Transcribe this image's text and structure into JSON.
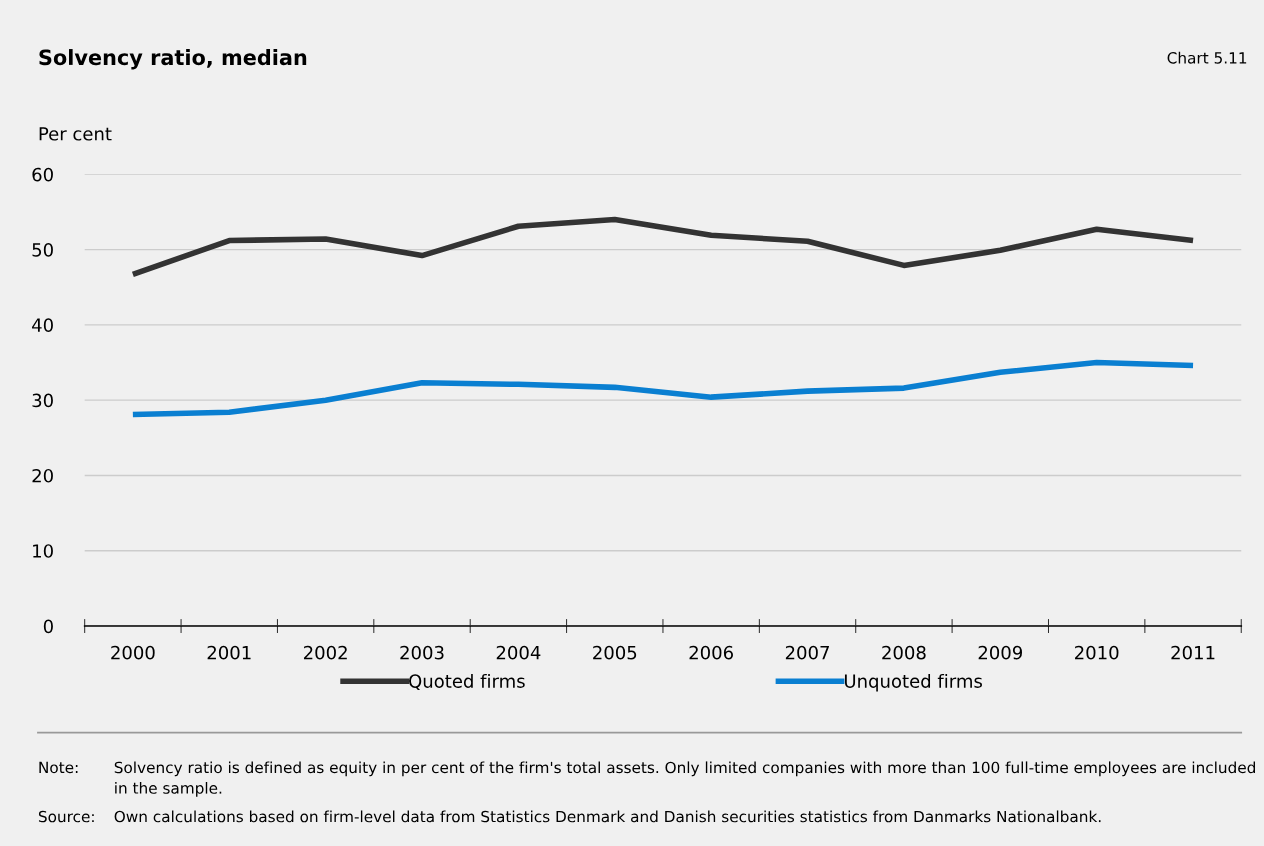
{
  "chart_data": {
    "type": "line",
    "title": "Solvency ratio, median",
    "subtitle": "Chart 5.11",
    "ylabel": "Per cent",
    "categories": [
      "2000",
      "2001",
      "2002",
      "2003",
      "2004",
      "2005",
      "2006",
      "2007",
      "2008",
      "2009",
      "2010",
      "2011"
    ],
    "series": [
      {
        "name": "Quoted firms",
        "color": "#333333",
        "values": [
          46.7,
          51.2,
          51.4,
          49.2,
          53.1,
          54.0,
          51.9,
          51.1,
          47.9,
          49.9,
          52.7,
          51.2
        ]
      },
      {
        "name": "Unquoted firms",
        "color": "#0a7fd1",
        "values": [
          28.1,
          28.4,
          30.0,
          32.3,
          32.1,
          31.7,
          30.4,
          31.2,
          31.6,
          33.7,
          35.0,
          34.6
        ]
      }
    ],
    "ylim": [
      0,
      60
    ],
    "yticks": [
      0,
      10,
      20,
      30,
      40,
      50,
      60
    ],
    "grid": "y",
    "legend": "bottom",
    "marker": "none",
    "line_style": "solid",
    "annotations": [
      "Note: Solvency ratio is defined as equity in per cent of the firm's total assets. Only limited companies with more than 100 full-time employees are included in the sample.",
      "Source: Own calculations based on firm-level data from Statistics Denmark and Danish securities statistics from Danmarks Nationalbank."
    ]
  }
}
####################
EXERCISE TASK => Gather all lines from the records above in which "Solvency" appears.

EXERCISE RESPONSE =>
    "title": "Solvency ratio, median",
      "Note: Solvency ratio is defined as equity in per cent of the firm's total assets. Only limited companies with more than 100 full-time employees are included in the sample.",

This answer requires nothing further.